Set down the material below word for word, excluding the pictures.

--- Start Records for this exercise ---

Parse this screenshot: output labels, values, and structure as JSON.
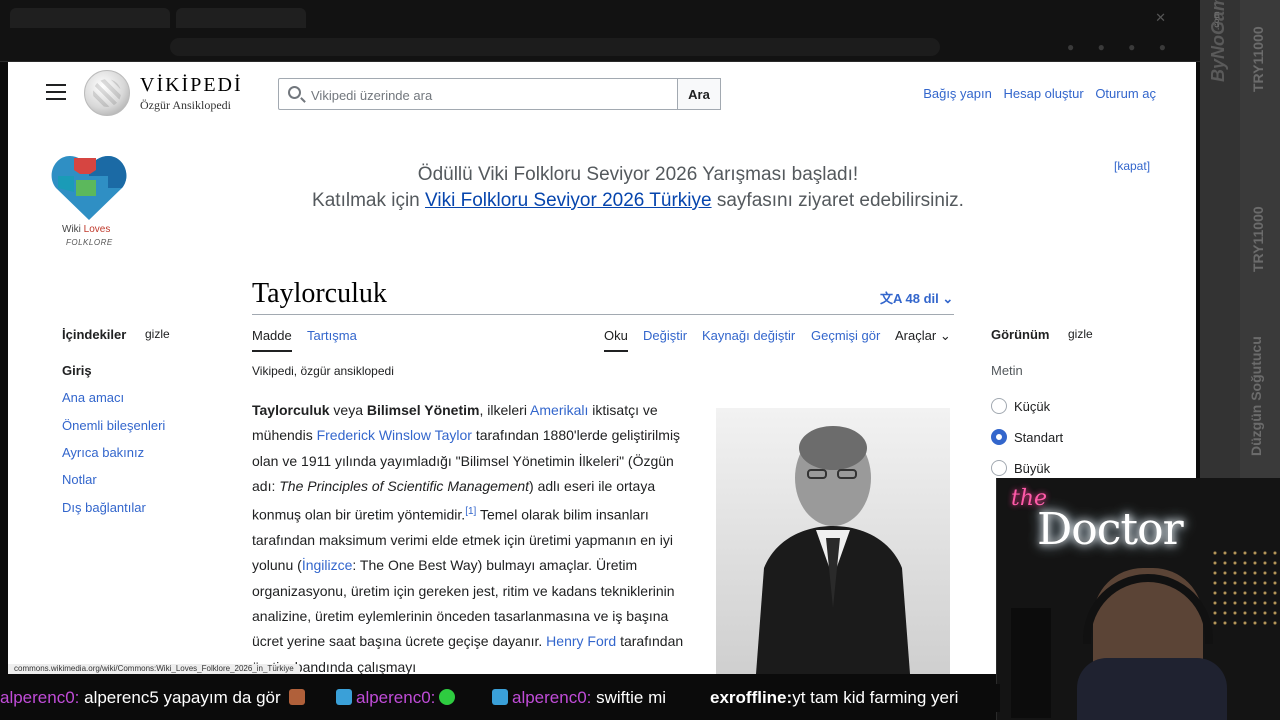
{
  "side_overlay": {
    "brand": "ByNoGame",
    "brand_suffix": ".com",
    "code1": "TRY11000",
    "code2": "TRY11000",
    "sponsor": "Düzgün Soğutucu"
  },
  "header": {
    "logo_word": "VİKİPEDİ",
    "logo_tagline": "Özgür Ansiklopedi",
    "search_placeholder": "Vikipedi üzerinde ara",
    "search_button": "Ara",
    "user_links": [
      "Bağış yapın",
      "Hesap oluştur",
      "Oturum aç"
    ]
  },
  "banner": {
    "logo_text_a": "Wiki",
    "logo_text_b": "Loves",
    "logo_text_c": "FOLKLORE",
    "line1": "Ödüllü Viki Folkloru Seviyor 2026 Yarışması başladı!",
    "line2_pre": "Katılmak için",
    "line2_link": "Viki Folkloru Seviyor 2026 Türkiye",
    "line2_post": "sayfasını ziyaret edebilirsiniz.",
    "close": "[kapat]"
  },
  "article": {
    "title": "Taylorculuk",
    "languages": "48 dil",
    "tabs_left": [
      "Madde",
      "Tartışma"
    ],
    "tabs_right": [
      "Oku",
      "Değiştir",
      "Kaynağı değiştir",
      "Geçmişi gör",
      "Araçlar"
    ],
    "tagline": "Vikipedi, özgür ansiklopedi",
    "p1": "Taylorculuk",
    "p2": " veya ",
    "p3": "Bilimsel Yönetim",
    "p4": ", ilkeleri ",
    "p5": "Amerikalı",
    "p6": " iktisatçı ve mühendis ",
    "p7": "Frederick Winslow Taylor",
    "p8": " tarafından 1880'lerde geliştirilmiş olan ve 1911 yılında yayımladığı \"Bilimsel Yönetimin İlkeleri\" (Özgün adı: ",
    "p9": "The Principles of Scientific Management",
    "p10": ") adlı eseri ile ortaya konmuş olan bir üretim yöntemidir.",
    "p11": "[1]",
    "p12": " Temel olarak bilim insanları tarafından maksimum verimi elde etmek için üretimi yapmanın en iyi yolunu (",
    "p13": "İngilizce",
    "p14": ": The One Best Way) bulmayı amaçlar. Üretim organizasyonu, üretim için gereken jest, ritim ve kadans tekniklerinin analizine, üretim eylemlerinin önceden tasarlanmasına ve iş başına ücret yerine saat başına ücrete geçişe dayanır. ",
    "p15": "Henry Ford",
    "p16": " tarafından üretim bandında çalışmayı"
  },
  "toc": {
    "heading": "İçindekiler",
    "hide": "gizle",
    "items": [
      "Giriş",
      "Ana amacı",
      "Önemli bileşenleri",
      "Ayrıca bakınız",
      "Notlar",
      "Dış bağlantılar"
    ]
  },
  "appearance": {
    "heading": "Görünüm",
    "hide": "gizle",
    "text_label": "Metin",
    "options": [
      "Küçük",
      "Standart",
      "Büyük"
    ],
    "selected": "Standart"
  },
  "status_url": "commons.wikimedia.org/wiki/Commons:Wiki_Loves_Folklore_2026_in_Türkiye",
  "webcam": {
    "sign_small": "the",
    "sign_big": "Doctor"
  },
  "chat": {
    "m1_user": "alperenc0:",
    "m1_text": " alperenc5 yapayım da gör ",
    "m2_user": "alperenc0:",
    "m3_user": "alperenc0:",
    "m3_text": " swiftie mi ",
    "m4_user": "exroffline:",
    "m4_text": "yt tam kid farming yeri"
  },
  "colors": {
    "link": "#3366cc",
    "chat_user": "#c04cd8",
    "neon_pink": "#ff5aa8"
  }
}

--- End Records for this exercise ---

■ Complete output
Parse this screenshot: output labels, values, and structure as JSON.
{
  "side_overlay": {
    "brand": "ByNoGame",
    "brand_suffix": ".com",
    "code1": "TRY11000",
    "code2": "TRY11000",
    "sponsor": "Düzgün Soğutucu"
  },
  "header": {
    "logo_word": "VİKİPEDİ",
    "logo_tagline": "Özgür Ansiklopedi",
    "search_placeholder": "Vikipedi üzerinde ara",
    "search_button": "Ara",
    "user_links": [
      "Bağış yapın",
      "Hesap oluştur",
      "Oturum aç"
    ]
  },
  "banner": {
    "logo_text_a": "Wiki",
    "logo_text_b": "Loves",
    "logo_text_c": "FOLKLORE",
    "line1": "Ödüllü Viki Folkloru Seviyor 2026 Yarışması başladı!",
    "line2_pre": "Katılmak için",
    "line2_link": "Viki Folkloru Seviyor 2026 Türkiye",
    "line2_post": "sayfasını ziyaret edebilirsiniz.",
    "close": "[kapat]"
  },
  "article": {
    "title": "Taylorculuk",
    "languages": "48 dil",
    "tabs_left": [
      "Madde",
      "Tartışma"
    ],
    "tabs_right": [
      "Oku",
      "Değiştir",
      "Kaynağı değiştir",
      "Geçmişi gör",
      "Araçlar"
    ],
    "tagline": "Vikipedi, özgür ansiklopedi",
    "p1": "Taylorculuk",
    "p2": " veya ",
    "p3": "Bilimsel Yönetim",
    "p4": ", ilkeleri ",
    "p5": "Amerikalı",
    "p6": " iktisatçı ve mühendis ",
    "p7": "Frederick Winslow Taylor",
    "p8": " tarafından 1880'lerde geliştirilmiş olan ve 1911 yılında yayımladığı \"Bilimsel Yönetimin İlkeleri\" (Özgün adı: ",
    "p9": "The Principles of Scientific Management",
    "p10": ") adlı eseri ile ortaya konmuş olan bir üretim yöntemidir.",
    "p11": "[1]",
    "p12": " Temel olarak bilim insanları tarafından maksimum verimi elde etmek için üretimi yapmanın en iyi yolunu (",
    "p13": "İngilizce",
    "p14": ": The One Best Way) bulmayı amaçlar. Üretim organizasyonu, üretim için gereken jest, ritim ve kadans tekniklerinin analizine, üretim eylemlerinin önceden tasarlanmasına ve iş başına ücret yerine saat başına ücrete geçişe dayanır. ",
    "p15": "Henry Ford",
    "p16": " tarafından üretim bandında çalışmayı"
  },
  "toc": {
    "heading": "İçindekiler",
    "hide": "gizle",
    "items": [
      "Giriş",
      "Ana amacı",
      "Önemli bileşenleri",
      "Ayrıca bakınız",
      "Notlar",
      "Dış bağlantılar"
    ]
  },
  "appearance": {
    "heading": "Görünüm",
    "hide": "gizle",
    "text_label": "Metin",
    "options": [
      "Küçük",
      "Standart",
      "Büyük"
    ],
    "selected": "Standart"
  },
  "status_url": "commons.wikimedia.org/wiki/Commons:Wiki_Loves_Folklore_2026_in_Türkiye",
  "webcam": {
    "sign_small": "the",
    "sign_big": "Doctor"
  },
  "chat": {
    "m1_user": "alperenc0:",
    "m1_text": " alperenc5 yapayım da gör ",
    "m2_user": "alperenc0:",
    "m3_user": "alperenc0:",
    "m3_text": " swiftie mi ",
    "m4_user": "exroffline:",
    "m4_text": "yt tam kid farming yeri"
  },
  "colors": {
    "link": "#3366cc",
    "chat_user": "#c04cd8",
    "neon_pink": "#ff5aa8"
  }
}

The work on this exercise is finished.